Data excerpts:

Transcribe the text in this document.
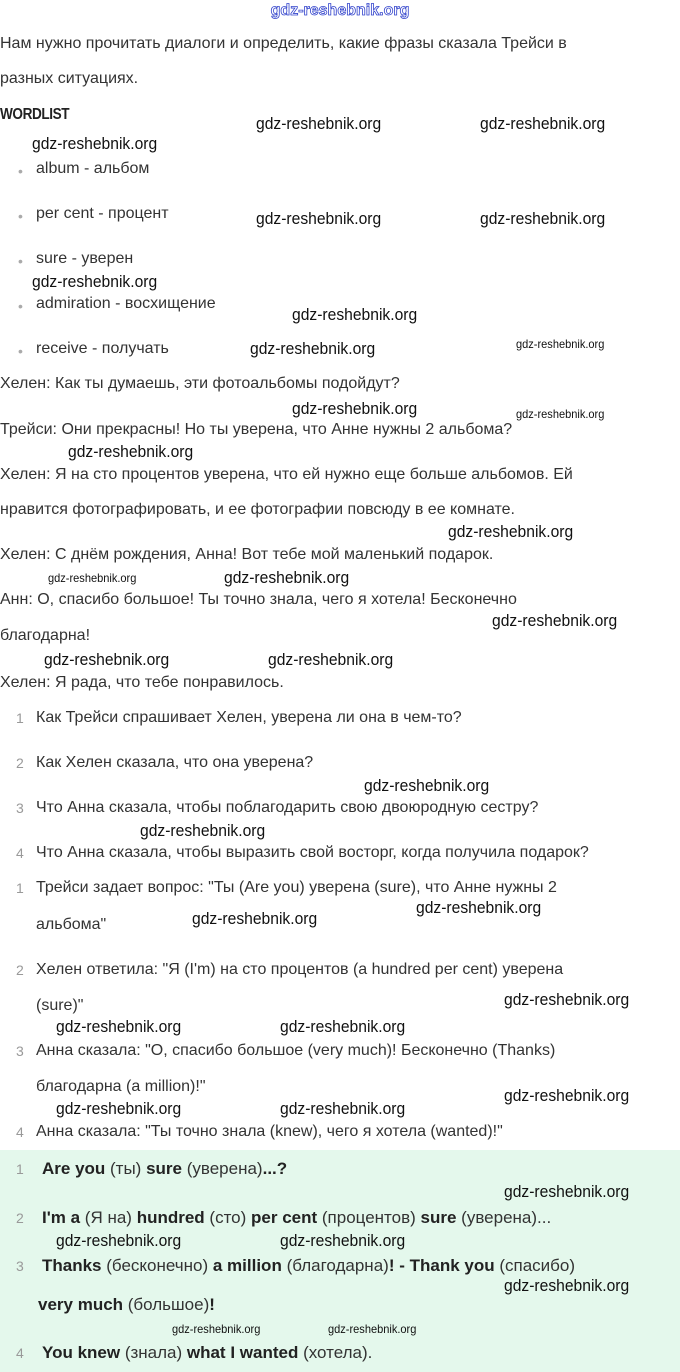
gdz-reshebnik.org
Нам нужно прочитать диалоги и определить, какие фразы сказала Трейси в
разных ситуациях.
WORDLIST
• album - альбом
• per cent - процент
• sure - уверен
• admiration - восхищение
• receive - получать
Хелен: Как ты думаешь, эти фотоальбомы подойдут?
Трейси: Они прекрасны! Но ты уверена, что Анне нужны 2 альбома?
Хелен: Я на сто процентов уверена, что ей нужно еще больше альбомов. Ей
нравится фотографировать, и ее фотографии повсюду в ее комнате.
Хелен: С днём рождения, Анна! Вот тебе мой маленький подарок.
Анн: О, спасибо большое! Ты точно знала, чего я хотела! Бесконечно
благодарна!
Хелен: Я рада, что тебе понравилось.
1 Как Трейси спрашивает Хелен, уверена ли она в чем-то?
2 Как Хелен сказала, что она уверена?
3 Что Анна сказала, чтобы поблагодарить свою двоюродную сестру?
4 Что Анна сказала, чтобы выразить свой восторг, когда получила подарок?
1 Трейси задает вопрос: "Ты (Are you) уверена (sure), что Анне нужны 2
альбома"
2 Хелен ответила: "Я (I'm) на сто процентов (a hundred per cent) уверена
(sure)"
3 Анна сказала: "О, спасибо большое (very much)! Бесконечно (Thanks)
благодарна (a million)!"
4 Анна сказала: "Ты точно знала (knew), чего я хотела (wanted)!"
1 Are you (ты) sure (уверена)...?
2 I'm a (Я на) hundred (сто) per cent (процентов) sure (уверена)...
3 Thanks (бесконечно) a million (благодарна)! - Thank you (спасибо)
very much (большое)!
4 You knew (знала) what I wanted (хотела).
gdz-reshebnik.org
gdz-reshebnik.org	gdz-reshebnik.org
gdz-reshebnik.org	gdz-reshebnik.org
gdz-reshebnik.org
gdz-reshebnik.org
gdz-reshebnik.org
gdz-reshebnik.org
gdz-reshebnik.org	gdz-reshebnik.org
gdz-reshebnik.org
gdz-reshebnik.org
gdz-reshebnik.org	gdz-reshebnik.org
gdz-reshebnik.org
gdz-reshebnik.org	gdz-reshebnik.org
gdz-reshebnik.org
gdz-reshebnik.org
gdz-reshebnik.org
gdz-reshebnik.org
gdz-reshebnik.org
gdz-reshebnik.org
gdz-reshebnik.org
gdz-reshebnik.org
gdz-reshebnik.org
gdz-reshebnik.org
gdz-reshebnik.org
gdz-reshebnik.org	gdz-reshebnik.org
gdz-reshebnik.org
gdz-reshebnik.org	gdz-reshebnik.org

Task goal: Omit every image. Quote each record exactly.

Task solution:
Transcribe the text in this document.
gdz-reshebnik.org
Нам нужно прочитать диалоги и определить, какие фразы сказала Трейси в
разных ситуациях.
WORDLIST
• album - альбом
• per cent - процент
• sure - уверен
• admiration - восхищение
• receive - получать
Хелен: Как ты думаешь, эти фотоальбомы подойдут?
Трейси: Они прекрасны! Но ты уверена, что Анне нужны 2 альбома?
Хелен: Я на сто процентов уверена, что ей нужно еще больше альбомов. Ей
нравится фотографировать, и ее фотографии повсюду в ее комнате.
Хелен: С днём рождения, Анна! Вот тебе мой маленький подарок.
Анн: О, спасибо большое! Ты точно знала, чего я хотела! Бесконечно
благодарна!
Хелен: Я рада, что тебе понравилось.
1 Как Трейси спрашивает Хелен, уверена ли она в чем-то?
2 Как Хелен сказала, что она уверена?
3 Что Анна сказала, чтобы поблагодарить свою двоюродную сестру?
4 Что Анна сказала, чтобы выразить свой восторг, когда получила подарок?
1 Трейси задает вопрос: "Ты (Are you) уверена (sure), что Анне нужны 2
альбома"
2 Хелен ответила: "Я (I'm) на сто процентов (a hundred per cent) уверена
(sure)"
3 Анна сказала: "О, спасибо большое (very much)! Бесконечно (Thanks)
благодарна (a million)!"
4 Анна сказала: "Ты точно знала (knew), чего я хотела (wanted)!"
1 Are you (ты) sure (уверена)...?
2 I'm a (Я на) hundred (сто) per cent (процентов) sure (уверена)...
3 Thanks (бесконечно) a million (благодарна)! - Thank you (спасибо)
very much (большое)!
4 You knew (знала) what I wanted (хотела).
gdz-reshebnik.org
gdz-reshebnik.org	gdz-reshebnik.org
gdz-reshebnik.org	gdz-reshebnik.org
gdz-reshebnik.org
gdz-reshebnik.org
gdz-reshebnik.org
gdz-reshebnik.org
gdz-reshebnik.org	gdz-reshebnik.org
gdz-reshebnik.org
gdz-reshebnik.org
gdz-reshebnik.org	gdz-reshebnik.org
gdz-reshebnik.org
gdz-reshebnik.org	gdz-reshebnik.org
gdz-reshebnik.org
gdz-reshebnik.org
gdz-reshebnik.org
gdz-reshebnik.org
gdz-reshebnik.org
gdz-reshebnik.org
gdz-reshebnik.org
gdz-reshebnik.org
gdz-reshebnik.org
gdz-reshebnik.org
gdz-reshebnik.org
gdz-reshebnik.org	gdz-reshebnik.org
gdz-reshebnik.org
gdz-reshebnik.org	gdz-reshebnik.org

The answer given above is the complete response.